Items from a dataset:
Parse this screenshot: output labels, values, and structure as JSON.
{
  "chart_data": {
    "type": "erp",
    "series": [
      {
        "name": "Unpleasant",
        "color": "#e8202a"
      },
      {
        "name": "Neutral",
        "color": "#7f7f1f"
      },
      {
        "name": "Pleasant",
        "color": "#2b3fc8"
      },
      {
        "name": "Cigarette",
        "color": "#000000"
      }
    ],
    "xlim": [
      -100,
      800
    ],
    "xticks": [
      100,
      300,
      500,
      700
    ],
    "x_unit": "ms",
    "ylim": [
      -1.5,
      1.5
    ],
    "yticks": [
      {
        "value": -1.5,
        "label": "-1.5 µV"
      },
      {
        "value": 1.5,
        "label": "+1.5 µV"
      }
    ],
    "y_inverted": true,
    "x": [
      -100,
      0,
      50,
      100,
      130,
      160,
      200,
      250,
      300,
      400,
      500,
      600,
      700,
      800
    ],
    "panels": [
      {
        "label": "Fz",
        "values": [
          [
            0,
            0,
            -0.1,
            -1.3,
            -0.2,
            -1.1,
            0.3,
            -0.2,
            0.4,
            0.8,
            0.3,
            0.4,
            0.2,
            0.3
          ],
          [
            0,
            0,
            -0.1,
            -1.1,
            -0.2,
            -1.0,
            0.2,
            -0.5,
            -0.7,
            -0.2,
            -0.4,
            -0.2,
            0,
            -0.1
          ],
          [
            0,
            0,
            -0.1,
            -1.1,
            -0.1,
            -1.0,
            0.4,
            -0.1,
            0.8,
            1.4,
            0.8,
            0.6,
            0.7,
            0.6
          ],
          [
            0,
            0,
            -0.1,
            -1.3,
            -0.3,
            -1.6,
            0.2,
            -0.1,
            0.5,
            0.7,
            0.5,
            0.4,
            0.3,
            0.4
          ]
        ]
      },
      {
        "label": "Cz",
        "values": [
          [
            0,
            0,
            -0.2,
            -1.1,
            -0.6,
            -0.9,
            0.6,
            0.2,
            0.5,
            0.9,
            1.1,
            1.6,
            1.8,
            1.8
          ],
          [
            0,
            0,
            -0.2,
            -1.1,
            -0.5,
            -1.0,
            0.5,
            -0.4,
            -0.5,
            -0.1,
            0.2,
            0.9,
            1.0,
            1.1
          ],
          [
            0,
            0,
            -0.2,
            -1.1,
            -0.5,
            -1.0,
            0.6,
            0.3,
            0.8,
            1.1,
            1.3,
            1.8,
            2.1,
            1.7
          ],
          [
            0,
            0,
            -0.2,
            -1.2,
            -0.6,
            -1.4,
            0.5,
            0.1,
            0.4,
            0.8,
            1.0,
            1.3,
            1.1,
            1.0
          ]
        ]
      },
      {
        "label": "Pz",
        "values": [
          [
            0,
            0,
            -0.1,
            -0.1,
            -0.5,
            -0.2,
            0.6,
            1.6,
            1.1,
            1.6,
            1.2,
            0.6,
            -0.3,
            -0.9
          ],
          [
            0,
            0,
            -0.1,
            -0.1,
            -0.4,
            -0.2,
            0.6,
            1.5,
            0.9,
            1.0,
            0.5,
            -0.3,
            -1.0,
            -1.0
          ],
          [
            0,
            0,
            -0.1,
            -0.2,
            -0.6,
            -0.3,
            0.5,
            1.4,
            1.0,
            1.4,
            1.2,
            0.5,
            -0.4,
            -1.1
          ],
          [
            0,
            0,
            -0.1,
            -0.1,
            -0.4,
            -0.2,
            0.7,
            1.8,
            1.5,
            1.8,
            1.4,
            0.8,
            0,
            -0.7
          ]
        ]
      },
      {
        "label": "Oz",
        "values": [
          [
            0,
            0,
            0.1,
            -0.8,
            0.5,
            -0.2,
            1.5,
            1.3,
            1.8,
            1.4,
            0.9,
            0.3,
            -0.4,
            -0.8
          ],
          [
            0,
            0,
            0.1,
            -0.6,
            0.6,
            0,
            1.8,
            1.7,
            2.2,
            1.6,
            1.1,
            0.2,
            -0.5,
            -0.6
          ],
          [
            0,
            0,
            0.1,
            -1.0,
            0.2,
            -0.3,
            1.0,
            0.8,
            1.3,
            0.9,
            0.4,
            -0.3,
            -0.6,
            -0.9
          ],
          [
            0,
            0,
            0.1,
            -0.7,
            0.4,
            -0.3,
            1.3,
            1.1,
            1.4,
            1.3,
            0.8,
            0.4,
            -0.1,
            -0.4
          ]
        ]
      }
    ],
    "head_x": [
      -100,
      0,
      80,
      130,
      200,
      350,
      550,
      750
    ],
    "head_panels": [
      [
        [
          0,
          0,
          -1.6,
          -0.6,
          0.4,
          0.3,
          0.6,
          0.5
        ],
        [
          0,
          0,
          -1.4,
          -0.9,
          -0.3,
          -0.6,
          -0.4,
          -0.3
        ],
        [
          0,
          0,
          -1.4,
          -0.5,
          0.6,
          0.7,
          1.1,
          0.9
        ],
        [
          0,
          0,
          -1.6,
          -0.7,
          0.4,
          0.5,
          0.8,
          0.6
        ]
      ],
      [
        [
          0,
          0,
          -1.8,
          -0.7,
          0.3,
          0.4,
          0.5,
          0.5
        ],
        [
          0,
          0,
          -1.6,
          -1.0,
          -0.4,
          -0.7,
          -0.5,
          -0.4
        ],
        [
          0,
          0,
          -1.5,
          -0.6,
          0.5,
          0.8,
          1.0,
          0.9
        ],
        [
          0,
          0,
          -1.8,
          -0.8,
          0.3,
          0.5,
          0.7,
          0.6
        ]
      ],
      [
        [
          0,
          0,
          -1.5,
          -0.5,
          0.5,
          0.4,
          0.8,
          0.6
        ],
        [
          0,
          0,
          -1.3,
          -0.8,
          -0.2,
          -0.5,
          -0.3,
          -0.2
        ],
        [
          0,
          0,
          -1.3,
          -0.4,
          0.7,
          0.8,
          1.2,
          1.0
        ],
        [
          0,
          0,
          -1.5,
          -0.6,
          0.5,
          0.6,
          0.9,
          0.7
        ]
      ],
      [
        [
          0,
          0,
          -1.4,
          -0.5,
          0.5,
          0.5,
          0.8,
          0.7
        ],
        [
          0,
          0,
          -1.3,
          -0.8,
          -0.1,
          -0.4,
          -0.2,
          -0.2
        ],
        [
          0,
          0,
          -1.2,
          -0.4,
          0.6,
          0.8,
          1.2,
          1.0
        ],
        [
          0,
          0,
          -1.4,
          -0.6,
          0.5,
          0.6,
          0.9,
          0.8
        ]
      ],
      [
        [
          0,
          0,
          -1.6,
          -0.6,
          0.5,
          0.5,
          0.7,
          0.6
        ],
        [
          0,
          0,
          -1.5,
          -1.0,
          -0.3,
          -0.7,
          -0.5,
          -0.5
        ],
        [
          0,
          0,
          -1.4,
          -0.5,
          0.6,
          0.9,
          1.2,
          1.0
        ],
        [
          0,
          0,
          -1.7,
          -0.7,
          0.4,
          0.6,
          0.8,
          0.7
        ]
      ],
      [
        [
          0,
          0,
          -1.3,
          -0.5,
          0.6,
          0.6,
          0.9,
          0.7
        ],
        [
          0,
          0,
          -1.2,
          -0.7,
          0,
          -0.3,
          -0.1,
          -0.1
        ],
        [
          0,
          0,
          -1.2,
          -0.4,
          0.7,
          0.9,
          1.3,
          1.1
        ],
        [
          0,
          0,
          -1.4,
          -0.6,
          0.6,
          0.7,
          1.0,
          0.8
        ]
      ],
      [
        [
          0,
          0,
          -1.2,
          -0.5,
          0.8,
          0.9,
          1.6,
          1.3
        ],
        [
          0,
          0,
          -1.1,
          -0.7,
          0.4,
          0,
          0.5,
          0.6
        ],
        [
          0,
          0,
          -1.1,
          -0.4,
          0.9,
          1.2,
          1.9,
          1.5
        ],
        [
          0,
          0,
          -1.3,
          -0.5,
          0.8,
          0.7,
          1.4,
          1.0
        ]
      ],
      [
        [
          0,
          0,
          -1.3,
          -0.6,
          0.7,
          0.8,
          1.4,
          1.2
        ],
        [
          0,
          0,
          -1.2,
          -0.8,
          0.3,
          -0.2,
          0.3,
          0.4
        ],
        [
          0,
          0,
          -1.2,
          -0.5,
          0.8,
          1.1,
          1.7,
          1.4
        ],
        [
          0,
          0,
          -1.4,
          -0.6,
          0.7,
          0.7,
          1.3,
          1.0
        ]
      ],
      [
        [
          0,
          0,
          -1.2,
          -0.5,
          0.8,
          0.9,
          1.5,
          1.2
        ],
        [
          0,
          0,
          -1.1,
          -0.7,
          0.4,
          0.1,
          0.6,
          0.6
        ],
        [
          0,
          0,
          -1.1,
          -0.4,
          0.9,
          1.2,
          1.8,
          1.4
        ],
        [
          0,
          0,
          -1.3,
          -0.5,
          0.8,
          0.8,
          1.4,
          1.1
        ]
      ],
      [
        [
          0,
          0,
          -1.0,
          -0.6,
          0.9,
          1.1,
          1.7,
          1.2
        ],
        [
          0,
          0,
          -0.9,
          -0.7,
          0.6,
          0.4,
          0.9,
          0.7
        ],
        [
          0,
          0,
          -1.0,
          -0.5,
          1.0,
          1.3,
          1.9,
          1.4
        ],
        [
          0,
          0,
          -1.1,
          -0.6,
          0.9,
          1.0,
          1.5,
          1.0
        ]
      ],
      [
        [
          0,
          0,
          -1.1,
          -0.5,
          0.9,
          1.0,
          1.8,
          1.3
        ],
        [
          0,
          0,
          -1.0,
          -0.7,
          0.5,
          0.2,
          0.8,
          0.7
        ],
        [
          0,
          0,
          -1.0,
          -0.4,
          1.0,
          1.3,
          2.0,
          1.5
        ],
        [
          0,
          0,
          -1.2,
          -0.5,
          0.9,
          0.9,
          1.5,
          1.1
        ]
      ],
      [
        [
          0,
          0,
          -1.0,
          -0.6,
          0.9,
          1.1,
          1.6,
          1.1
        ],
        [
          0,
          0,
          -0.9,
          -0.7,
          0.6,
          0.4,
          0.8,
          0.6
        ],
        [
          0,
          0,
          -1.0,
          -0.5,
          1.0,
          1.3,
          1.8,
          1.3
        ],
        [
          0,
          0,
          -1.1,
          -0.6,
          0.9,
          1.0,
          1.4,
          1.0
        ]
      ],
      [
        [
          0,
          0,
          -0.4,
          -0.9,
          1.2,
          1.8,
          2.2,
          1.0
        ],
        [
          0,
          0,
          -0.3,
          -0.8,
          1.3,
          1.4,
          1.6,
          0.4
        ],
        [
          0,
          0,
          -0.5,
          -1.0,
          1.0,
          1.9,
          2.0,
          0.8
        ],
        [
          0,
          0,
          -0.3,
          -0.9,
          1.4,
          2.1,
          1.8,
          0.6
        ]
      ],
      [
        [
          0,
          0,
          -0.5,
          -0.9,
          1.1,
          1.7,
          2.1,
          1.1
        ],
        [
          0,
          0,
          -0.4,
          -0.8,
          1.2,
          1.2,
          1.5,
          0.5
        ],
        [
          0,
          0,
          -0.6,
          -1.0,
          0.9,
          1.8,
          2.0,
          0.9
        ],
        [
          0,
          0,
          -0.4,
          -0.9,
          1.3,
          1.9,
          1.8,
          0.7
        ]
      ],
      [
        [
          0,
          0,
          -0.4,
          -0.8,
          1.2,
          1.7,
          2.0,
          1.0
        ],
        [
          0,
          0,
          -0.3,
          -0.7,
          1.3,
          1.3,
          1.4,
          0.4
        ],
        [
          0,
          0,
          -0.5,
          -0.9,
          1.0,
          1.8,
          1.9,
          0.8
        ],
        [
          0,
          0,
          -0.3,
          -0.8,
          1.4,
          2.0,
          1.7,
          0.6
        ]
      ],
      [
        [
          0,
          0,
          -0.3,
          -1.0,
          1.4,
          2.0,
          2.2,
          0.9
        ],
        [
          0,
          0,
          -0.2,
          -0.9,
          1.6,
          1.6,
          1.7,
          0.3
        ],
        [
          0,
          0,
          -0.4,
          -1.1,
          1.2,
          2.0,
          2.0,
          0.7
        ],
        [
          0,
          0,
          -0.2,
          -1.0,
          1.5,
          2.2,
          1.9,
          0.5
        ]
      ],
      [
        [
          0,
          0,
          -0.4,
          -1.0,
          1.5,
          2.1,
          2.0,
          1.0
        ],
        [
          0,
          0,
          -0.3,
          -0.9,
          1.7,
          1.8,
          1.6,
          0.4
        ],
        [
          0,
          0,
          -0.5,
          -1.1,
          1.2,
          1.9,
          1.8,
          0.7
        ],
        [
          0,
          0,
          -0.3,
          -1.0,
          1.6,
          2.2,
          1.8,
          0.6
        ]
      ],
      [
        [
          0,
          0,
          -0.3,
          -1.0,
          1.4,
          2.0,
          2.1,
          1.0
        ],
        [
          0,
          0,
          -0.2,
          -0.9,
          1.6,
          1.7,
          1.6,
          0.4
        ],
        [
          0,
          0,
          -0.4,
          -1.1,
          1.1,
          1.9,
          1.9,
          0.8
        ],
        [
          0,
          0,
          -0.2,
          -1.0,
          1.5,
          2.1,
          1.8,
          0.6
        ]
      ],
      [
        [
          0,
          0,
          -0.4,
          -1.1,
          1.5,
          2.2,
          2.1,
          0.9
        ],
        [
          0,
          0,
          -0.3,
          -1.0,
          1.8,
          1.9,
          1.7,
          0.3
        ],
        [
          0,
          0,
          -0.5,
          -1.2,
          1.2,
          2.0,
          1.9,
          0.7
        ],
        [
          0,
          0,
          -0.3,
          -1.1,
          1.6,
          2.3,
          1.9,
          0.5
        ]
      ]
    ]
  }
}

• **Required work**: Filter the data for the string "color" and copy every line that has it.

• **Full solution**:
        "color": "#e8202a"
        "color": "#7f7f1f"
        "color": "#2b3fc8"
        "color": "#000000"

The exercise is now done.